Anti-Muslim bus ads stir controversy in San Francisco

Bus ads intended to condemn Islam and Muslims have surfaced in San Francisco prompting spirited reactions from city officials and others in the community.

The American Freedom Defense Initiative (AFDI) is behind the ads that feature images of and quotes from Osama bin Laden and other terrorists. (Yahoo!News, March 13, 2012, by Claudine Zap)

San Francisco Chronicle columnist C.W. Nevius (March 14, 2013) reports that city officials condemned the ads as “Islamophobic” but given the First Amendment could do little to stop running the ads on city buses. Nevius quoted law professor Evan Lee that the only way to stop the ads would be “if the ads were so incendiary that they were going to incite riots, that people are going to die.”

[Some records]
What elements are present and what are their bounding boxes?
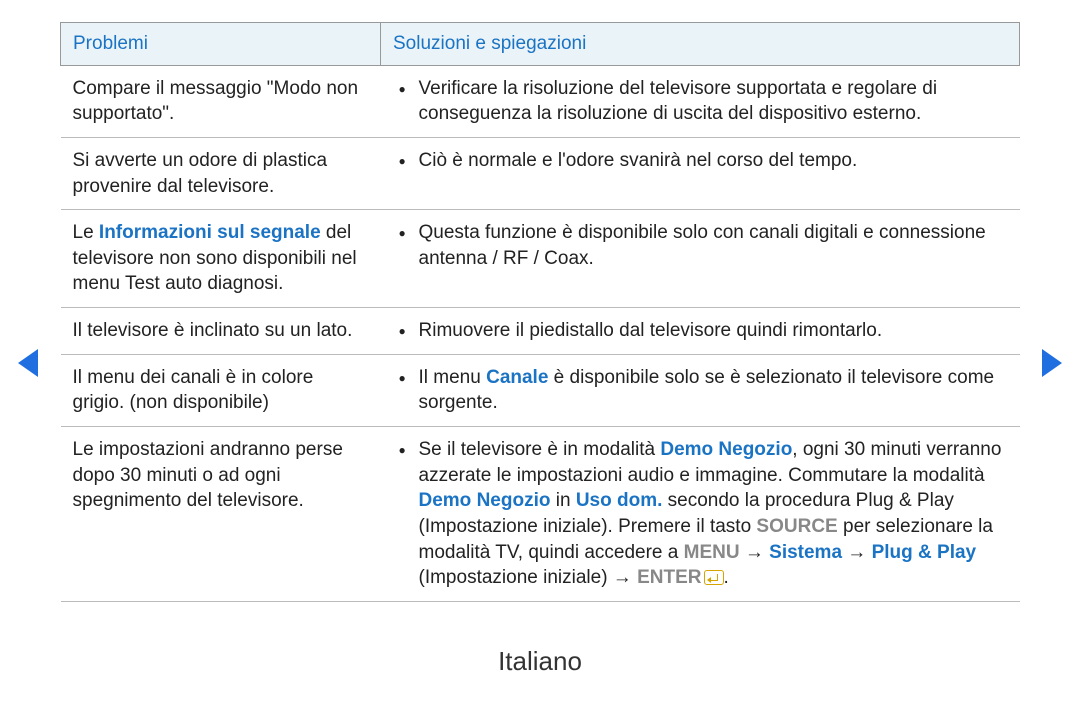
text-segment: Sistema: [769, 542, 842, 563]
problem-cell: Il menu dei canali è in colore grigio. (…: [61, 354, 381, 426]
text-segment: Compare il messaggio "Modo non supportat…: [73, 78, 359, 125]
solution-item: Se il televisore è in modalità Demo Nego…: [393, 437, 1010, 591]
problem-cell: Compare il messaggio "Modo non supportat…: [61, 65, 381, 137]
text-segment: .: [724, 567, 729, 588]
next-page-button[interactable]: [1038, 347, 1066, 384]
text-segment: Plug & Play: [872, 542, 977, 563]
text-segment: Uso dom.: [576, 490, 663, 511]
enter-icon: [704, 570, 724, 585]
text-segment: →: [740, 542, 770, 563]
text-segment: Demo Negozio: [660, 439, 792, 460]
table-row: Compare il messaggio "Modo non supportat…: [61, 65, 1020, 137]
text-segment: Ciò è normale e l'odore svanirà nel cors…: [419, 150, 858, 171]
text-segment: Se il televisore è in modalità: [419, 439, 661, 460]
solution-item: Ciò è normale e l'odore svanirà nel cors…: [393, 148, 1010, 174]
arrow-right-icon: [1038, 347, 1066, 379]
solution-cell: Verificare la risoluzione del televisore…: [381, 65, 1020, 137]
problem-cell: Le Informazioni sul segnale del televiso…: [61, 210, 381, 308]
table-header-row: Problemi Soluzioni e spiegazioni: [61, 23, 1020, 66]
solution-item: Rimuovere il piedistallo dal televisore …: [393, 318, 1010, 344]
text-segment: ENTER: [637, 567, 701, 588]
solution-cell: Se il televisore è in modalità Demo Nego…: [381, 427, 1020, 602]
header-solutions: Soluzioni e spiegazioni: [381, 23, 1020, 66]
solution-cell: Questa funzione è disponibile solo con c…: [381, 210, 1020, 308]
table-row: Le impostazioni andranno perse dopo 30 m…: [61, 427, 1020, 602]
text-segment: →: [842, 542, 872, 563]
text-segment: Il menu: [419, 367, 487, 388]
table-row: Il menu dei canali è in colore grigio. (…: [61, 354, 1020, 426]
text-segment: Canale: [486, 367, 548, 388]
text-segment: SOURCE: [756, 516, 837, 537]
manual-page: Problemi Soluzioni e spiegazioni Compare…: [0, 0, 1080, 705]
prev-page-button[interactable]: [14, 347, 42, 384]
text-segment: Il televisore è inclinato su un lato.: [73, 320, 353, 341]
solution-item: Questa funzione è disponibile solo con c…: [393, 220, 1010, 271]
text-segment: Informazioni sul segnale: [99, 222, 321, 243]
table-row: Le Informazioni sul segnale del televiso…: [61, 210, 1020, 308]
header-problems: Problemi: [61, 23, 381, 66]
solution-cell: Ciò è normale e l'odore svanirà nel cors…: [381, 137, 1020, 209]
table-row: Si avverte un odore di plastica provenir…: [61, 137, 1020, 209]
text-segment: MENU: [684, 542, 740, 563]
footer-language: Italiano: [0, 646, 1080, 677]
solution-item: Verificare la risoluzione del televisore…: [393, 76, 1010, 127]
text-segment: Le: [73, 222, 99, 243]
problem-cell: Si avverte un odore di plastica provenir…: [61, 137, 381, 209]
text-segment: Le impostazioni andranno perse dopo 30 m…: [73, 439, 343, 511]
text-segment: Verificare la risoluzione del televisore…: [419, 78, 938, 125]
troubleshooting-table: Problemi Soluzioni e spiegazioni Compare…: [60, 22, 1020, 602]
problem-cell: Le impostazioni andranno perse dopo 30 m…: [61, 427, 381, 602]
table-body: Compare il messaggio "Modo non supportat…: [61, 65, 1020, 601]
arrow-left-icon: [14, 347, 42, 379]
table-row: Il televisore è inclinato su un lato. Rim…: [61, 308, 1020, 355]
problem-cell: Il televisore è inclinato su un lato.: [61, 308, 381, 355]
solution-cell: Il menu Canale è disponibile solo se è s…: [381, 354, 1020, 426]
text-segment: Si avverte un odore di plastica provenir…: [73, 150, 328, 197]
solution-cell: Rimuovere il piedistallo dal televisore …: [381, 308, 1020, 355]
text-segment: Rimuovere il piedistallo dal televisore …: [419, 320, 883, 341]
text-segment: Demo Negozio: [419, 490, 551, 511]
text-segment: in: [550, 490, 575, 511]
solution-item: Il menu Canale è disponibile solo se è s…: [393, 365, 1010, 416]
text-segment: Il menu dei canali è in colore grigio. (…: [73, 367, 314, 414]
text-segment: Questa funzione è disponibile solo con c…: [419, 222, 986, 269]
text-segment: (Impostazione iniziale) →: [419, 567, 638, 588]
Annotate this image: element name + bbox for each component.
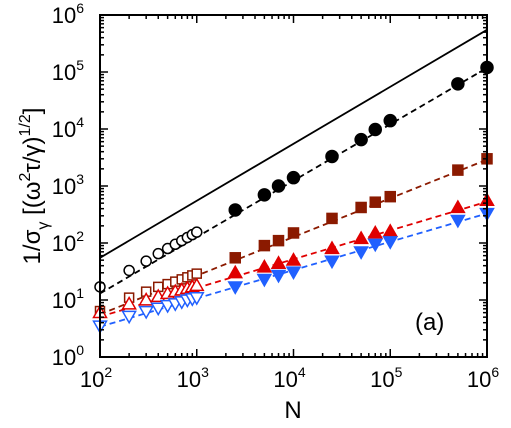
data-point <box>272 234 285 247</box>
data-point <box>227 264 244 279</box>
data-point <box>354 132 368 147</box>
x-tick-label: 103 <box>177 364 209 392</box>
data-markers <box>92 60 495 334</box>
y-tick-label: 105 <box>52 57 84 85</box>
data-point <box>326 212 338 225</box>
data-point <box>353 230 369 245</box>
data-point <box>228 203 243 217</box>
data-point <box>227 281 244 295</box>
data-point <box>450 214 466 229</box>
y-tick-label: 104 <box>52 114 84 142</box>
data-point <box>451 77 465 91</box>
y-tick-label: 101 <box>52 285 84 313</box>
x-axis-label: N <box>284 397 301 424</box>
data-point <box>121 296 137 310</box>
data-point <box>258 239 271 252</box>
data-point <box>257 188 272 202</box>
y-tick-label: 103 <box>52 171 84 199</box>
data-point <box>450 199 466 214</box>
data-point <box>270 255 287 269</box>
data-point <box>138 305 154 320</box>
data-point <box>382 236 399 250</box>
data-point <box>367 224 384 239</box>
data-point <box>191 268 202 279</box>
y-tick-label: 106 <box>52 0 84 28</box>
data-point <box>152 247 164 260</box>
data-point <box>452 164 464 176</box>
plot-frame <box>99 14 488 358</box>
data-point <box>384 190 396 203</box>
data-point <box>353 246 369 260</box>
x-tick-label: 106 <box>467 364 499 392</box>
data-point <box>150 302 167 317</box>
panel-annotation: (a) <box>415 309 444 336</box>
data-point <box>286 170 301 185</box>
x-tick-labels: 102 103 104 105 106 <box>80 364 499 392</box>
data-point <box>270 269 287 284</box>
data-point <box>383 113 397 128</box>
data-point <box>121 310 137 325</box>
x-tick-label: 105 <box>370 364 402 392</box>
data-point <box>355 201 367 214</box>
y-tick-labels: 100 101 102 103 104 105 106 <box>52 0 84 370</box>
data-point <box>271 179 286 193</box>
data-point <box>140 255 152 267</box>
data-point <box>287 227 300 239</box>
y-axis-label: 1/σγ [(ω2τ/γ)1/2] <box>17 108 52 265</box>
data-point <box>285 252 302 266</box>
x-tick-label: 104 <box>273 364 305 392</box>
data-point <box>368 122 383 137</box>
data-point <box>188 277 205 292</box>
x-tick-label: 102 <box>80 364 112 392</box>
y-tick-label: 102 <box>52 228 84 256</box>
data-point <box>369 196 382 208</box>
data-point <box>256 273 273 288</box>
data-point <box>256 258 273 273</box>
data-point <box>138 291 154 306</box>
data-point <box>382 223 399 237</box>
data-point <box>367 238 384 253</box>
data-point <box>324 255 340 270</box>
data-point <box>191 226 203 238</box>
data-point <box>324 240 340 255</box>
data-point <box>229 252 242 264</box>
data-point <box>285 266 302 281</box>
y-tick-label: 100 <box>52 342 84 370</box>
data-point <box>325 149 339 164</box>
data-point <box>123 264 135 277</box>
reference-line <box>99 29 488 259</box>
data-point <box>188 292 205 306</box>
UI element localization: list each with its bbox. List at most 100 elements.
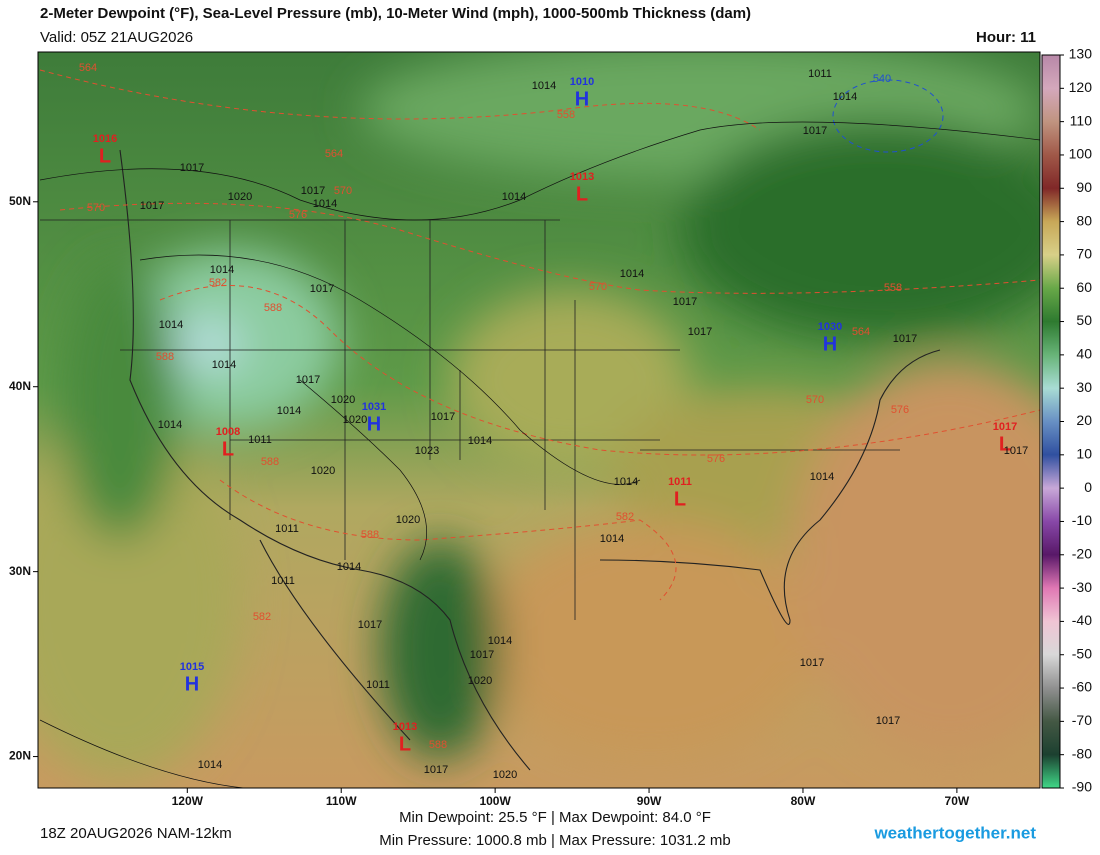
map-field bbox=[38, 52, 1040, 788]
isobar-label: 1020 bbox=[331, 394, 355, 406]
isobar-label: 1017 bbox=[1004, 445, 1028, 457]
center-letter: L bbox=[99, 145, 111, 167]
x-tick-label: 90W bbox=[637, 794, 662, 808]
isobar-label: 1017 bbox=[800, 657, 824, 669]
isobar-label: 1011 bbox=[808, 68, 832, 80]
thickness-label: 558 bbox=[557, 109, 575, 121]
colorbar-tick-label: 10 bbox=[1076, 446, 1092, 462]
valid-time: Valid: 05Z 21AUG2026 bbox=[40, 29, 193, 46]
colorbar-tick-label: -30 bbox=[1072, 579, 1092, 595]
thickness-label: 564 bbox=[325, 148, 343, 160]
center-value: 1016 bbox=[93, 133, 117, 145]
isobar-label: 1020 bbox=[468, 675, 492, 687]
colorbar-tick-label: 120 bbox=[1069, 79, 1093, 95]
colorbar-tick-label: 90 bbox=[1076, 179, 1092, 195]
isobar-label: 1014 bbox=[810, 471, 834, 483]
thickness-label: 588 bbox=[261, 456, 279, 468]
thickness-label: 570 bbox=[806, 394, 824, 406]
center-letter: L bbox=[576, 183, 588, 205]
center-letter: L bbox=[999, 433, 1011, 455]
thickness-label: 570 bbox=[589, 281, 607, 293]
isobar-label: 1020 bbox=[343, 414, 367, 426]
isobar-label: 1017 bbox=[296, 374, 320, 386]
isobar-label: 1014 bbox=[159, 319, 183, 331]
center-letter: H bbox=[185, 673, 199, 695]
isobar-label: 1017 bbox=[358, 619, 382, 631]
thickness-label: 588 bbox=[264, 302, 282, 314]
colorbar-tick-label: 110 bbox=[1070, 112, 1093, 128]
thickness-contours bbox=[39, 69, 1040, 601]
isobar-label: 1017 bbox=[893, 333, 917, 345]
thickness-label: 576 bbox=[707, 453, 725, 465]
colorbar-tick-label: 80 bbox=[1076, 212, 1092, 228]
center-value: 1011 bbox=[668, 476, 692, 488]
isobar-label: 1014 bbox=[337, 561, 361, 573]
colorbar-tick-label: 70 bbox=[1076, 246, 1092, 262]
center-value: 1008 bbox=[216, 426, 240, 438]
isobar-label: 1017 bbox=[180, 162, 204, 174]
center-value: 1010 bbox=[570, 76, 594, 88]
isobar-label: 1014 bbox=[488, 635, 512, 647]
thickness-label: 588 bbox=[361, 529, 379, 541]
title: 2-Meter Dewpoint (°F), Sea-Level Pressur… bbox=[40, 5, 751, 22]
center-value: 1015 bbox=[180, 661, 204, 673]
colorbar-tick-label: 50 bbox=[1076, 312, 1092, 328]
thickness-contour-cold bbox=[832, 79, 944, 153]
center-letter: L bbox=[674, 488, 686, 510]
colorbar-tick-label: -80 bbox=[1072, 745, 1092, 761]
colorbar-tick-label: 60 bbox=[1076, 279, 1092, 295]
y-tick-label: 40N bbox=[9, 379, 31, 393]
thickness-label: 582 bbox=[616, 511, 634, 523]
colorbar-tick-label: -50 bbox=[1072, 645, 1092, 661]
colorbar-tick-label: -40 bbox=[1072, 612, 1092, 628]
isobar-label: 1017 bbox=[424, 764, 448, 776]
thickness-label: 564 bbox=[852, 326, 870, 338]
x-tick-label: 80W bbox=[791, 794, 816, 808]
site-credit: weathertogether.net bbox=[873, 823, 1036, 842]
y-tick-label: 50N bbox=[9, 194, 31, 208]
isobar-label: 1017 bbox=[803, 125, 827, 137]
thickness-label: 588 bbox=[156, 351, 174, 363]
thickness-label: 582 bbox=[253, 611, 271, 623]
isobar-label: 1023 bbox=[415, 445, 439, 457]
isobar-label: 1017 bbox=[301, 185, 325, 197]
isobar-label: 1017 bbox=[673, 296, 697, 308]
colorbar-tick-label: -70 bbox=[1072, 712, 1092, 728]
isobar-label: 1017 bbox=[688, 326, 712, 338]
colorbar-tick-label: -60 bbox=[1072, 679, 1092, 695]
pressure-stats: Min Pressure: 1000.8 mb | Max Pressure: … bbox=[379, 832, 731, 849]
isobar-label: 1020 bbox=[228, 191, 252, 203]
thickness-label: 570 bbox=[334, 185, 352, 197]
y-tick-label: 30N bbox=[9, 564, 31, 578]
center-letter: H bbox=[575, 88, 589, 110]
center-letter: H bbox=[823, 333, 837, 355]
isobar-label: 1020 bbox=[311, 465, 335, 477]
isobar-label: 1017 bbox=[876, 715, 900, 727]
isobar-label: 1014 bbox=[532, 80, 556, 92]
center-letter: L bbox=[222, 438, 234, 460]
isobar-label: 1011 bbox=[248, 434, 272, 446]
center-letter: H bbox=[367, 413, 381, 435]
center-value: 1017 bbox=[993, 421, 1017, 433]
center-value: 1030 bbox=[818, 321, 842, 333]
thickness-label: 588 bbox=[429, 739, 447, 751]
forecast-hour: Hour: 11 bbox=[976, 29, 1036, 46]
isobar-label: 1020 bbox=[396, 514, 420, 526]
colorbar-tick-label: -10 bbox=[1072, 512, 1092, 528]
isobar-label: 1014 bbox=[212, 359, 236, 371]
x-tick-label: 120W bbox=[172, 794, 204, 808]
colorbar-tick-label: -20 bbox=[1072, 545, 1092, 561]
isobar-label: 1014 bbox=[277, 405, 301, 417]
x-tick-label: 100W bbox=[479, 794, 511, 808]
colorbar-tick-label: 100 bbox=[1069, 146, 1093, 162]
center-value: 1013 bbox=[570, 171, 594, 183]
map-frame bbox=[37, 51, 1041, 789]
isobar-label: 1014 bbox=[600, 533, 624, 545]
isobar-label: 1014 bbox=[614, 476, 638, 488]
isobar-label: 1014 bbox=[313, 198, 337, 210]
isobar-label: 1014 bbox=[198, 759, 222, 771]
boundaries bbox=[40, 149, 941, 771]
isobar-label: 1014 bbox=[158, 419, 182, 431]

• **Goal 1**
From the bus ads article, return the passage that begins at the words "Bus ads intended" and ends after the words "by Claudine Zap)", copied word for word.
• **Goal 2**
According to the bus ads article, which organization is behind the ads?
• **Goal 3**
List every person mentioned by name in the bus ads article.

• **Full output 1**
Bus ads intended to condemn Islam and Muslims have surfaced in San Francisco prompting spirited reactions from city officials and others in the community.

The American Freedom Defense Initiative (AFDI) is behind the ads that feature images of and quotes from Osama bin Laden and other terrorists. (Yahoo!News, March 13, 2012, by Claudine Zap)

• **Full output 2**
The American Freedom Defense Initiative (AFDI).

• **Full output 3**
Osama bin Laden, Claudine Zap, C.W. Nevius, Evan Lee